DIRECTIONS
Check each line of the records below and collect those holding "this".

(Rows from a dataset)

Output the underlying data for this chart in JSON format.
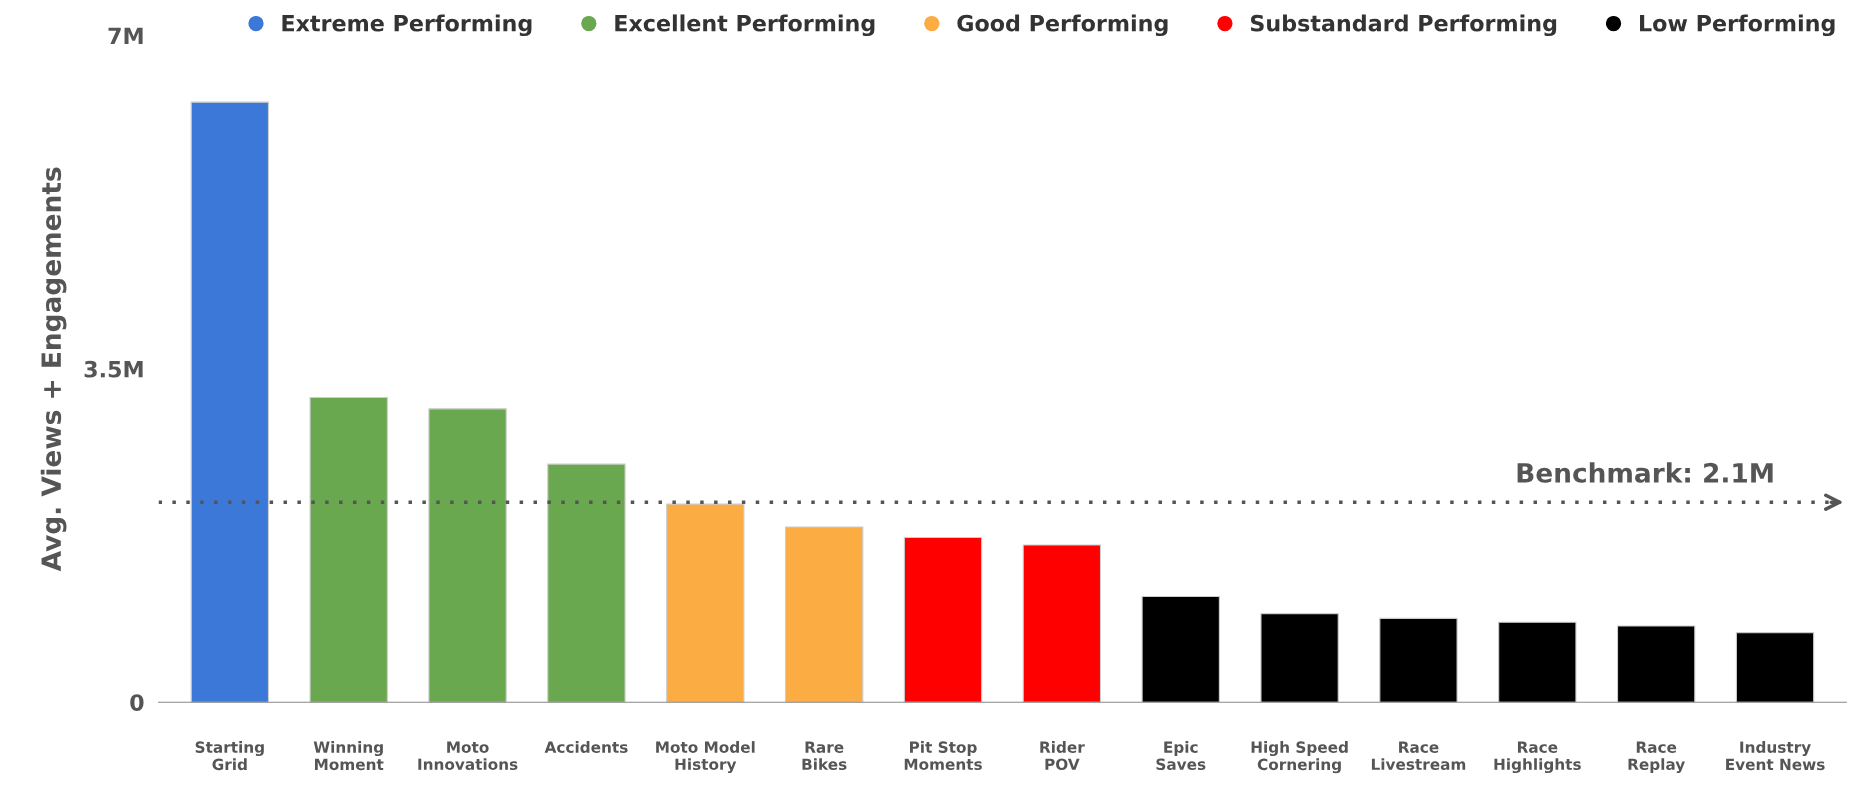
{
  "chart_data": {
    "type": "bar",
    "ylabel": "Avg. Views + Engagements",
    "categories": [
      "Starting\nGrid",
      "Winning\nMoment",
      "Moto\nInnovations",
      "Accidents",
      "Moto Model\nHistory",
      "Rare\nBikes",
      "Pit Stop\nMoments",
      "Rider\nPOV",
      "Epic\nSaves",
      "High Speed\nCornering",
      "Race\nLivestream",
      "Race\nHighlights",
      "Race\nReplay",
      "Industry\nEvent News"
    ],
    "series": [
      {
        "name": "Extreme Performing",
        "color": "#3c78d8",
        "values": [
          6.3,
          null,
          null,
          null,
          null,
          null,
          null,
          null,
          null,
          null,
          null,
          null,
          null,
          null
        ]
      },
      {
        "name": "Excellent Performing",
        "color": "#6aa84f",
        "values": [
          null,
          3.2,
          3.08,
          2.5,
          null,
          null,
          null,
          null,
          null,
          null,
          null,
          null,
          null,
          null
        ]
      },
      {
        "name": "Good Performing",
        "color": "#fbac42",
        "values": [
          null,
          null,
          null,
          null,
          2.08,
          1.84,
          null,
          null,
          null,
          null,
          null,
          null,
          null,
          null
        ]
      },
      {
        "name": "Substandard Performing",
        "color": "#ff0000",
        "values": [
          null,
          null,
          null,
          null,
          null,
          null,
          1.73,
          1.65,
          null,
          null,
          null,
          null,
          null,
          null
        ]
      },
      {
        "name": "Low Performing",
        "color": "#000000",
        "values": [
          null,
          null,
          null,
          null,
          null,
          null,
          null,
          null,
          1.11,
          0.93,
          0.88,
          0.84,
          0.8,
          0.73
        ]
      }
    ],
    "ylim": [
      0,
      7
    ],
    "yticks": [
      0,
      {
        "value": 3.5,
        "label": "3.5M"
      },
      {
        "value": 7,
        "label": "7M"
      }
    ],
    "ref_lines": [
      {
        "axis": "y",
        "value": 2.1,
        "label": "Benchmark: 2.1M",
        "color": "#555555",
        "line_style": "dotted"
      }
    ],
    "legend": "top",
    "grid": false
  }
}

--

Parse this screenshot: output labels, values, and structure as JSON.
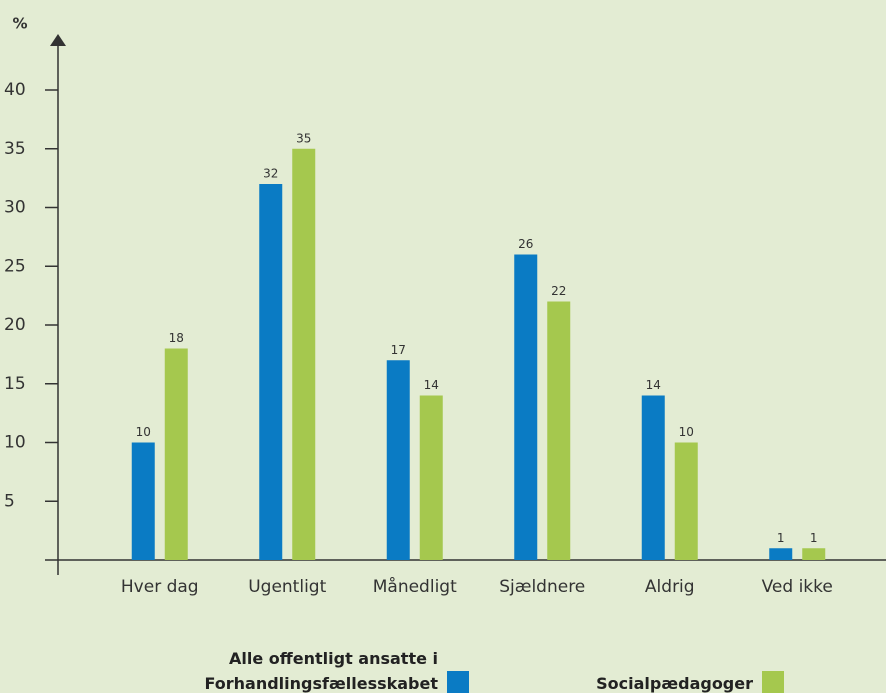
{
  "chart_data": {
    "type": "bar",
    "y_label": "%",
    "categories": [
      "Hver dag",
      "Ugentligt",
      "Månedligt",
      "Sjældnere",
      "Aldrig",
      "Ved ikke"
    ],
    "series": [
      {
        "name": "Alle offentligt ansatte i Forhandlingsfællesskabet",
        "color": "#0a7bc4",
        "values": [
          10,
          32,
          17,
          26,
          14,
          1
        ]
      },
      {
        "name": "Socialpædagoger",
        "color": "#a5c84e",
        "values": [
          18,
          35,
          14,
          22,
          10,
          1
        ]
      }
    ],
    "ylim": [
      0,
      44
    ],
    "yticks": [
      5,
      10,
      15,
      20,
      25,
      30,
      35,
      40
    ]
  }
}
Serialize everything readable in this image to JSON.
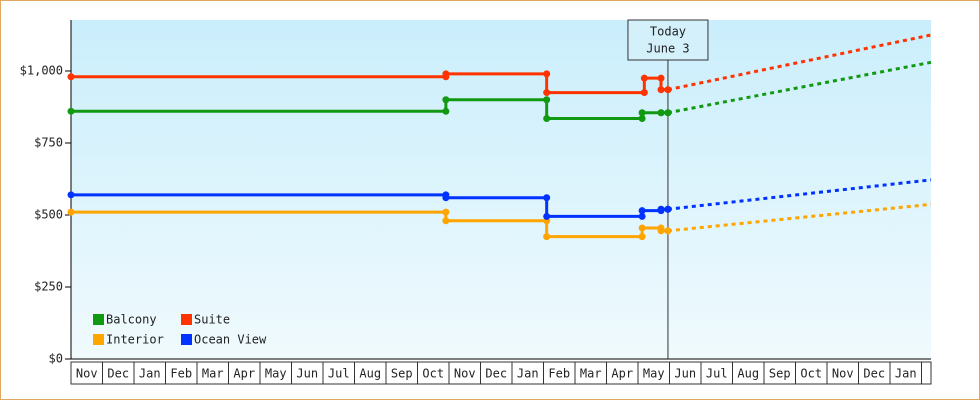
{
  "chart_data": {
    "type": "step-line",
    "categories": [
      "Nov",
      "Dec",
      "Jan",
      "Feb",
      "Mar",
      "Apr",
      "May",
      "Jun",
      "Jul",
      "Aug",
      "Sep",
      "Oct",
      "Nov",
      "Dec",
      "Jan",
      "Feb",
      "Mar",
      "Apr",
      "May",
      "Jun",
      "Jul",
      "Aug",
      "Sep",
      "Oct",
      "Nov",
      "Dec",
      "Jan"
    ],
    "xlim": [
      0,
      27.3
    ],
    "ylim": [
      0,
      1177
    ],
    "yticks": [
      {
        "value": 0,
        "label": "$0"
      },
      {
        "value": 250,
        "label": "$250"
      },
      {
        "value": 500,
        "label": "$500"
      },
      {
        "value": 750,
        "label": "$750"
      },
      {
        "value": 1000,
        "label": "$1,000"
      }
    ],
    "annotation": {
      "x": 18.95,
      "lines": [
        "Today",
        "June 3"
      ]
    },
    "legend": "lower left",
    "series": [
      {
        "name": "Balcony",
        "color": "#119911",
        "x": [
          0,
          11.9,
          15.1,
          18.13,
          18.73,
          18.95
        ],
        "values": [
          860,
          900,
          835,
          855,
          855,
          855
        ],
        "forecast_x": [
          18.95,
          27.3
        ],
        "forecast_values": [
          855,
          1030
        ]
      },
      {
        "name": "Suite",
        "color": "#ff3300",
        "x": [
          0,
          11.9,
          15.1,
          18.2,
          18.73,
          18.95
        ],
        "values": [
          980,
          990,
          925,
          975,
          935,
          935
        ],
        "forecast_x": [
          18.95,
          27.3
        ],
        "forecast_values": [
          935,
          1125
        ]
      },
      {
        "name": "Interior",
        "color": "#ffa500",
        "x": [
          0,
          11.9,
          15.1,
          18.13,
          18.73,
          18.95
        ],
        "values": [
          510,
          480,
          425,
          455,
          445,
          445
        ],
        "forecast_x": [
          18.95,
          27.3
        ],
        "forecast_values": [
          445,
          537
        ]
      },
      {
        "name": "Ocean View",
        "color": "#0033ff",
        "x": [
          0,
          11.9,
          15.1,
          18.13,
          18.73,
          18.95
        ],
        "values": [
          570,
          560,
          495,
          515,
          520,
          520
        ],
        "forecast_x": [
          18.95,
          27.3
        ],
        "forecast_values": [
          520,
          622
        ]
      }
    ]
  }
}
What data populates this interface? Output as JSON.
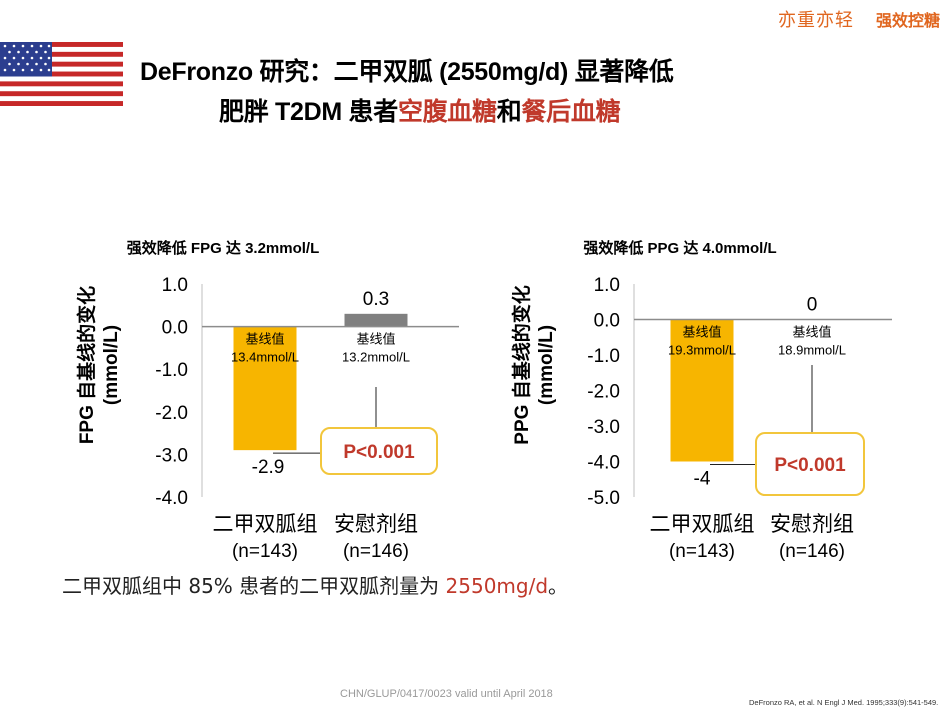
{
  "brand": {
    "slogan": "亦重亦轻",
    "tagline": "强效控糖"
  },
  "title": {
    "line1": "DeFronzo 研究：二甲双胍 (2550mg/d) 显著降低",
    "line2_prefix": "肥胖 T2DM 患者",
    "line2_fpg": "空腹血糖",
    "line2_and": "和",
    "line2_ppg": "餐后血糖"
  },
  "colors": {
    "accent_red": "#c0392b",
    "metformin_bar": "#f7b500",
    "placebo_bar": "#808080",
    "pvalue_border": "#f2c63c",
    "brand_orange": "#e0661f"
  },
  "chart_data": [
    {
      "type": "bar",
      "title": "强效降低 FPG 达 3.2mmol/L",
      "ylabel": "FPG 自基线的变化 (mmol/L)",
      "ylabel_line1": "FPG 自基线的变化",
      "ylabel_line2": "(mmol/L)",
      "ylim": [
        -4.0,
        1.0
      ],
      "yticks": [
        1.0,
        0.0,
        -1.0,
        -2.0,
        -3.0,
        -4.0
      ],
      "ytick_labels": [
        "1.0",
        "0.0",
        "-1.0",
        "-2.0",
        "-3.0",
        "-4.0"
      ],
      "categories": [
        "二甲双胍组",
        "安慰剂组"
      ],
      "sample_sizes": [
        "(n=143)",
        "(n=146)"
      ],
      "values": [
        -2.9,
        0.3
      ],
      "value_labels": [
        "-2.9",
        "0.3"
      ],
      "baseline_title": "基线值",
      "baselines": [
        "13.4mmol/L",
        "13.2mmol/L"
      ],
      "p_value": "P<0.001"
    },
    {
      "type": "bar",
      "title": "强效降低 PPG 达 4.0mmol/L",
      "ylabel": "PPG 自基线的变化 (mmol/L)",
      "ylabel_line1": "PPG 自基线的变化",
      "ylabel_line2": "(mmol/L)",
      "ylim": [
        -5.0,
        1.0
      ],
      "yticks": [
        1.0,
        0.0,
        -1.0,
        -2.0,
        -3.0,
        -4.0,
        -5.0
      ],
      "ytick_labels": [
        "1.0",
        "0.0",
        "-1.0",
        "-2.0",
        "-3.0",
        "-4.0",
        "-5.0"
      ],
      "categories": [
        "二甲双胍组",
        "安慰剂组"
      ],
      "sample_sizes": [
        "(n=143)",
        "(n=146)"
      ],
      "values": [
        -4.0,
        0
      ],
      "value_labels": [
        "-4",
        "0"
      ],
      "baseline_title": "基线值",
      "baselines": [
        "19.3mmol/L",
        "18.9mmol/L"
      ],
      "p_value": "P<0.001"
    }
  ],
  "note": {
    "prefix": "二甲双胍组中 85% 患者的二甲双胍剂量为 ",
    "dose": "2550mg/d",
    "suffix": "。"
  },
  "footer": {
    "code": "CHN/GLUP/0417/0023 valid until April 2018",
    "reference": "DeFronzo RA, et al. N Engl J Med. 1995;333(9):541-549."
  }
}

---

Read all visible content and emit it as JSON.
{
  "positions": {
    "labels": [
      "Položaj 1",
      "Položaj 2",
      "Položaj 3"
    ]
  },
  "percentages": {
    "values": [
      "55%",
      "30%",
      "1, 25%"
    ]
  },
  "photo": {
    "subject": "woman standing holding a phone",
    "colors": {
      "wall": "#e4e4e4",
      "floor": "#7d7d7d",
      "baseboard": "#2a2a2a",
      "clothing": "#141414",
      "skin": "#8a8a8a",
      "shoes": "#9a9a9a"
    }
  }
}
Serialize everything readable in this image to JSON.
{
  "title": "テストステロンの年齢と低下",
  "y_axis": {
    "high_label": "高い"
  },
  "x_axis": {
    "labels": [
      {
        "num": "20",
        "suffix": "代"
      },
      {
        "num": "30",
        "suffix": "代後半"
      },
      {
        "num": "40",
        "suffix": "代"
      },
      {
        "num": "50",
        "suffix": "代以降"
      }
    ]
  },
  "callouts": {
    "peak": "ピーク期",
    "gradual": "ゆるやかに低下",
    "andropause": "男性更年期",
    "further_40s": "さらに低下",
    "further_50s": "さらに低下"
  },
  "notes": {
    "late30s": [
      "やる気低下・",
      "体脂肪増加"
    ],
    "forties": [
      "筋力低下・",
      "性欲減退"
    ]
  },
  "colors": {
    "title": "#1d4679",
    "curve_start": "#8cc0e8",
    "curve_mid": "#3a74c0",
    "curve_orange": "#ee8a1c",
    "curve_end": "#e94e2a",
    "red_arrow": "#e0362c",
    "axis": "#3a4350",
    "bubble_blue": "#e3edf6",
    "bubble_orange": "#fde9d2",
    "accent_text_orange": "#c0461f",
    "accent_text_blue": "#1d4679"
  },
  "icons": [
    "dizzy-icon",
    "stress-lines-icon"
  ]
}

FINAL ANSWER
Output the underlying data for this chart in JSON format.
Parse this screenshot: output labels, values, and structure as JSON.
Serialize everything readable in this image to JSON.
What data populates this interface? Output as JSON.
Serialize everything readable in this image to JSON.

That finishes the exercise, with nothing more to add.